Pull out every line below holding the word "label".

Available records
┄┄┄┄┄┄┄┄┄┄┄┄┄┄┄┄┄┄┄┄

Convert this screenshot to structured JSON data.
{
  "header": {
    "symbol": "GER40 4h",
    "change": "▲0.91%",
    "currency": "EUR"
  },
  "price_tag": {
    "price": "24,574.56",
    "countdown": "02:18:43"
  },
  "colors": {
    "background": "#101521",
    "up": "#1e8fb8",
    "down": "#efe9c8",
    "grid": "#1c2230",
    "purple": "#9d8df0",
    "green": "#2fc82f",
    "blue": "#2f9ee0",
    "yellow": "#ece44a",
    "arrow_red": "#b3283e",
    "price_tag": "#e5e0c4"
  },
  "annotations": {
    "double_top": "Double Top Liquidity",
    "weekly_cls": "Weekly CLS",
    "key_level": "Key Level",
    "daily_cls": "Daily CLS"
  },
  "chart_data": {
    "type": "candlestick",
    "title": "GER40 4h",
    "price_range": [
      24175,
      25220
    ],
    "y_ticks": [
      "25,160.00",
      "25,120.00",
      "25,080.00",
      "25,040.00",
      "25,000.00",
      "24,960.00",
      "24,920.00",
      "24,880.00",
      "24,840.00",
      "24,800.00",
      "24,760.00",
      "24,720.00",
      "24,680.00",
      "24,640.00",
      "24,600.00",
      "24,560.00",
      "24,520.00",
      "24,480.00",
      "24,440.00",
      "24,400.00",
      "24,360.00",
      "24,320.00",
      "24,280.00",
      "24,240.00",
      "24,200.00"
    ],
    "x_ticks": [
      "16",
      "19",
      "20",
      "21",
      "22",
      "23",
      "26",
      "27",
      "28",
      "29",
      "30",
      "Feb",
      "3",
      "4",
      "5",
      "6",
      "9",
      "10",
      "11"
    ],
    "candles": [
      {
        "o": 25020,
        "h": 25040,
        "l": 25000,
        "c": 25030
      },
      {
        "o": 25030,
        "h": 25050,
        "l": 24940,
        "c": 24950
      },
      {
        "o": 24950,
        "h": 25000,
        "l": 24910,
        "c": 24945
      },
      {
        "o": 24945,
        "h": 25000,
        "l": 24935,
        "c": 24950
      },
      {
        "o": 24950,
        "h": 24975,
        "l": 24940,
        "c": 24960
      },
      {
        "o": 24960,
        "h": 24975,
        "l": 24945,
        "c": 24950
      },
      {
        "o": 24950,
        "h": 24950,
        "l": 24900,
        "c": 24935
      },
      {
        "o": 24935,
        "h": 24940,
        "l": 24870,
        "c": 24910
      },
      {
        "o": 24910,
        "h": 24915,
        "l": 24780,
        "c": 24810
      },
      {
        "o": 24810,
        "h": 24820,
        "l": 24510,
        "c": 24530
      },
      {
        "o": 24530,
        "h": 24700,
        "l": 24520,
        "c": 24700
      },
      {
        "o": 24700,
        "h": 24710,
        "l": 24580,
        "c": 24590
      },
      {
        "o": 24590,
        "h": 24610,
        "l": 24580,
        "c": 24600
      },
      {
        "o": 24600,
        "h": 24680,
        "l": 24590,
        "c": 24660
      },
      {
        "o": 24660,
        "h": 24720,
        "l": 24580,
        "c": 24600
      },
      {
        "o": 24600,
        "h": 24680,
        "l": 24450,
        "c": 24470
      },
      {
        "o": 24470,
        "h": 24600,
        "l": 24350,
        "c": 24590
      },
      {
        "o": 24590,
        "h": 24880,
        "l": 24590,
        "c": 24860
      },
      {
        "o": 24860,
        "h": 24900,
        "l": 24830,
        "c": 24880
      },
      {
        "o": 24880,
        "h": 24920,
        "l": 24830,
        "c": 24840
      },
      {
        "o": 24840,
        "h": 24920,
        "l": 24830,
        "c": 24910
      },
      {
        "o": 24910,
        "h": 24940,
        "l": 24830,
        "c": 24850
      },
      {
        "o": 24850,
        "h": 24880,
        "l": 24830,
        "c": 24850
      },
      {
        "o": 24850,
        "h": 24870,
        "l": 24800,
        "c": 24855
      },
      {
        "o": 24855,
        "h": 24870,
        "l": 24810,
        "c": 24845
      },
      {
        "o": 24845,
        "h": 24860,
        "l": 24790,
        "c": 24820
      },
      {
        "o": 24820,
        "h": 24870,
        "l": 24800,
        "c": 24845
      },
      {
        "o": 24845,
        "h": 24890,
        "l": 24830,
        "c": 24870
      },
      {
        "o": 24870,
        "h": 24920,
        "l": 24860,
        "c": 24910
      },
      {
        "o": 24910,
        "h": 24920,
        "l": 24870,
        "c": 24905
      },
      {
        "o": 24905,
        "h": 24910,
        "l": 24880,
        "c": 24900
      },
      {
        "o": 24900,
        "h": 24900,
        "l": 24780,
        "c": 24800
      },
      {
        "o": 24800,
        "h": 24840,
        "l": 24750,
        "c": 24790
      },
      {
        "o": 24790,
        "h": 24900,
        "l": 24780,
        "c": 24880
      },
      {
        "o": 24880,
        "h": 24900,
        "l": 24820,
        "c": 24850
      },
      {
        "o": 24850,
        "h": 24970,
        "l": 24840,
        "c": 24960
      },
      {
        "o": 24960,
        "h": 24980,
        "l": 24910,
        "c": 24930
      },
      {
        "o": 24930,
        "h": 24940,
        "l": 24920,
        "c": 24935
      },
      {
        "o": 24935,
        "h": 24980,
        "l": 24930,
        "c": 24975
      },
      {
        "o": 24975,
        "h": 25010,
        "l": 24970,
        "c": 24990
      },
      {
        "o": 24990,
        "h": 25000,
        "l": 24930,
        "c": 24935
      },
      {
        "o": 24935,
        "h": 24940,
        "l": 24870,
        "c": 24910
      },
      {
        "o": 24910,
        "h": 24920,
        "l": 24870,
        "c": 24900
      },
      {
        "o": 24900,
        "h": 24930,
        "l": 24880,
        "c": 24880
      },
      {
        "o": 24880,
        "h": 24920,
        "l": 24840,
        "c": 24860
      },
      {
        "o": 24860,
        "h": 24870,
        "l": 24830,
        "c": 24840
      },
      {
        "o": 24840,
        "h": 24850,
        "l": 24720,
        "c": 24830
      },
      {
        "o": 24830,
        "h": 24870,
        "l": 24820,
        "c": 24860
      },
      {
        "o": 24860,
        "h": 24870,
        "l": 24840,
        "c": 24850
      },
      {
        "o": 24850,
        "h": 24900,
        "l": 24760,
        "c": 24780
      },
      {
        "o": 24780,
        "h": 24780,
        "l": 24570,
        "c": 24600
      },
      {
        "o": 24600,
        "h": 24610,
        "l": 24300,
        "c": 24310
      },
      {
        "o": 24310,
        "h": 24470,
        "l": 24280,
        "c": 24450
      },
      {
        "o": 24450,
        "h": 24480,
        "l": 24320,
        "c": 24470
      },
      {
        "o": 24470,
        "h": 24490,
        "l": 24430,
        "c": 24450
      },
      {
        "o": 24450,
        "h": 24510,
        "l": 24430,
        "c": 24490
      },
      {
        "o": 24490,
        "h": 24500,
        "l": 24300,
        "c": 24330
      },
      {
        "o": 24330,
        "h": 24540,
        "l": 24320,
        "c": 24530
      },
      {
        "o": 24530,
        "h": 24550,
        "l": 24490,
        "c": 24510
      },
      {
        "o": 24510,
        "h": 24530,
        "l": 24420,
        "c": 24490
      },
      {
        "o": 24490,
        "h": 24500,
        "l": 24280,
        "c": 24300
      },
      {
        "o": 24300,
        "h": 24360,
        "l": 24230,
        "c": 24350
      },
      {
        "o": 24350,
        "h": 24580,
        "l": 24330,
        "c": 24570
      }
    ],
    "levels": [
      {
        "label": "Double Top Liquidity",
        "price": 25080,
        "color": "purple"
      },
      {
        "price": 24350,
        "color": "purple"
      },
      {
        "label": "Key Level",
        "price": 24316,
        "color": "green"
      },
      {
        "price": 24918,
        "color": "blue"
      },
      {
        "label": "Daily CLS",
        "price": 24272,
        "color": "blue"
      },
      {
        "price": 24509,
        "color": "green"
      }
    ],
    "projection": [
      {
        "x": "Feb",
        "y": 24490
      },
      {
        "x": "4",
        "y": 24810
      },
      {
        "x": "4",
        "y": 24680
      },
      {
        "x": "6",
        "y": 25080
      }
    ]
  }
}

┄┄┄┄┄┄┄┄┄┄┄┄┄┄┄┄┄┄┄┄

Task solution
        "label": "Double Top Liquidity",
        "label": "Key Level",
        "label": "Daily CLS",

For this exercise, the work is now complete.